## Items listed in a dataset
+++++
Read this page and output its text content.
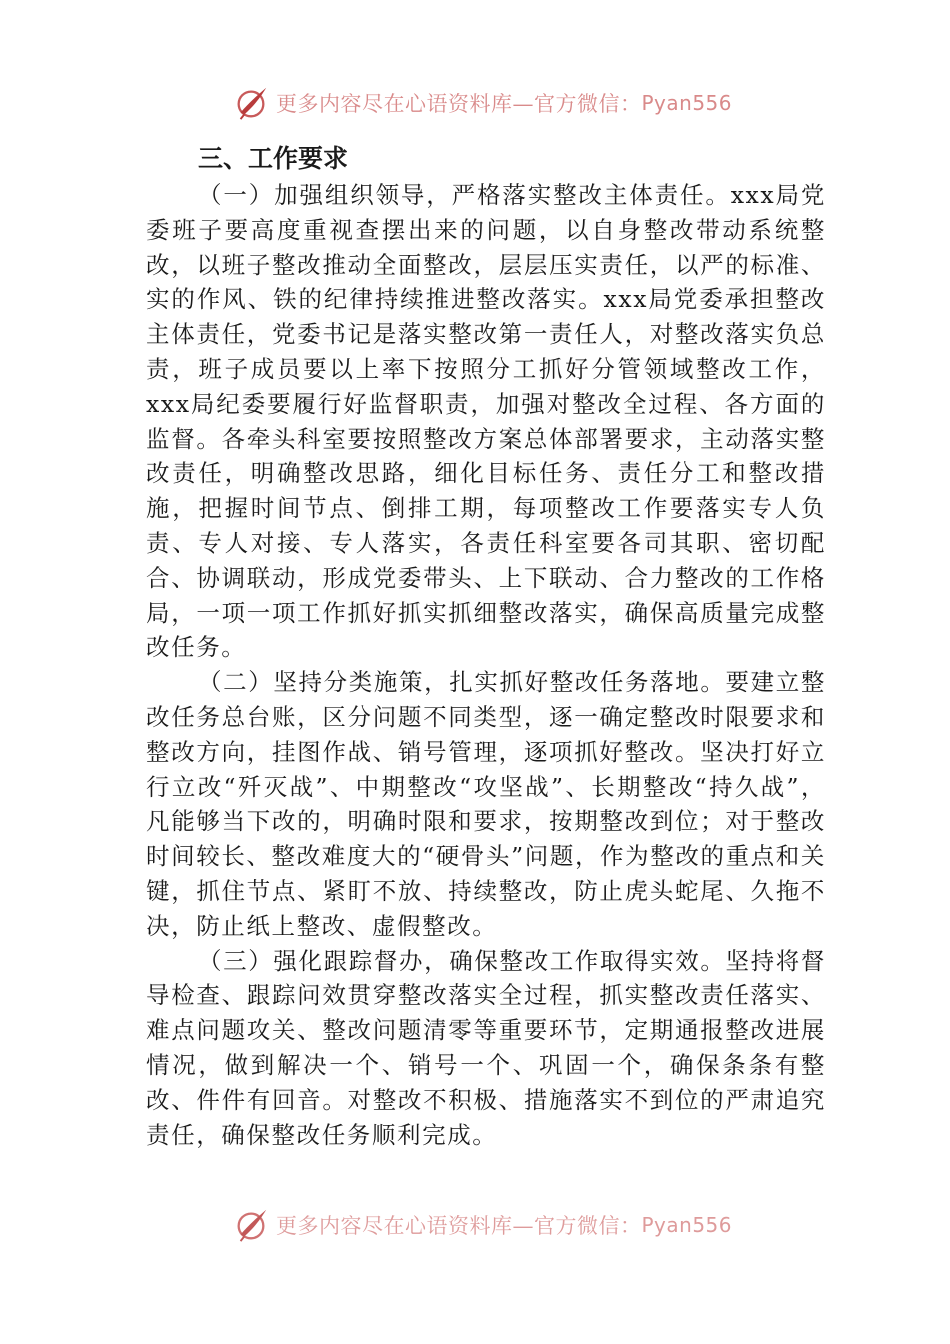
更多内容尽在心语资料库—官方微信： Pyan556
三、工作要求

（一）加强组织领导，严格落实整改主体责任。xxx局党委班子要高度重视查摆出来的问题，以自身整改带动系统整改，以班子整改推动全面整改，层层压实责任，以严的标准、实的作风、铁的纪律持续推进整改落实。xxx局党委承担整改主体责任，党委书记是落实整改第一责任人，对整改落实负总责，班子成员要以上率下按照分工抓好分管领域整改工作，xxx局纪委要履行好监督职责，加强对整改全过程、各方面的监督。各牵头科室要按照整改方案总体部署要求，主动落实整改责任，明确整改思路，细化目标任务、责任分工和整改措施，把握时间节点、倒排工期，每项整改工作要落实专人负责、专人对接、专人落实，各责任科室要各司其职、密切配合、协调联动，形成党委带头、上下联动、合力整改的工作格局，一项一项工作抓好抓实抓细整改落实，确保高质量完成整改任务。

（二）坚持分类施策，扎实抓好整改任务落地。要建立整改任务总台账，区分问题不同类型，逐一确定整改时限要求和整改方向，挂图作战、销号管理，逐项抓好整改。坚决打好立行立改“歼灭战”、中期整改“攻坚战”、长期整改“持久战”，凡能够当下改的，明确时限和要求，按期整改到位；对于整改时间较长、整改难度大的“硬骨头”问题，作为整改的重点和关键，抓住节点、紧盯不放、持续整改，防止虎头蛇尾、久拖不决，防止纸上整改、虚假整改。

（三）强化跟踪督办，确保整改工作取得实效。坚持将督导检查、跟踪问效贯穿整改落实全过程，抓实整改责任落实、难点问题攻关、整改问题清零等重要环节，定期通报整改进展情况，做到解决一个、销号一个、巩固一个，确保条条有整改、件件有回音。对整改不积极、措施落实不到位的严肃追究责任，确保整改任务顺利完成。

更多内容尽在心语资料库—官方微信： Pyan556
+++++
## WRITTEN TASK
The material above holds pictures; copy everything else in it exactly.

## EXPECTED ANSWER
Read this page and output its text content.
更多内容尽在心语资料库—官方微信： Pyan556
三、工作要求

（一）加强组织领导，严格落实整改主体责任。xxx局党委班子要高度重视查摆出来的问题，以自身整改带动系统整改，以班子整改推动全面整改，层层压实责任，以严的标准、实的作风、铁的纪律持续推进整改落实。xxx局党委承担整改主体责任，党委书记是落实整改第一责任人，对整改落实负总责，班子成员要以上率下按照分工抓好分管领域整改工作，xxx局纪委要履行好监督职责，加强对整改全过程、各方面的监督。各牵头科室要按照整改方案总体部署要求，主动落实整改责任，明确整改思路，细化目标任务、责任分工和整改措施，把握时间节点、倒排工期，每项整改工作要落实专人负责、专人对接、专人落实，各责任科室要各司其职、密切配合、协调联动，形成党委带头、上下联动、合力整改的工作格局，一项一项工作抓好抓实抓细整改落实，确保高质量完成整改任务。

（二）坚持分类施策，扎实抓好整改任务落地。要建立整改任务总台账，区分问题不同类型，逐一确定整改时限要求和整改方向，挂图作战、销号管理，逐项抓好整改。坚决打好立行立改“歼灭战”、中期整改“攻坚战”、长期整改“持久战”，凡能够当下改的，明确时限和要求，按期整改到位；对于整改时间较长、整改难度大的“硬骨头”问题，作为整改的重点和关键，抓住节点、紧盯不放、持续整改，防止虎头蛇尾、久拖不决，防止纸上整改、虚假整改。

（三）强化跟踪督办，确保整改工作取得实效。坚持将督导检查、跟踪问效贯穿整改落实全过程，抓实整改责任落实、难点问题攻关、整改问题清零等重要环节，定期通报整改进展情况，做到解决一个、销号一个、巩固一个，确保条条有整改、件件有回音。对整改不积极、措施落实不到位的严肃追究责任，确保整改任务顺利完成。

更多内容尽在心语资料库—官方微信： Pyan556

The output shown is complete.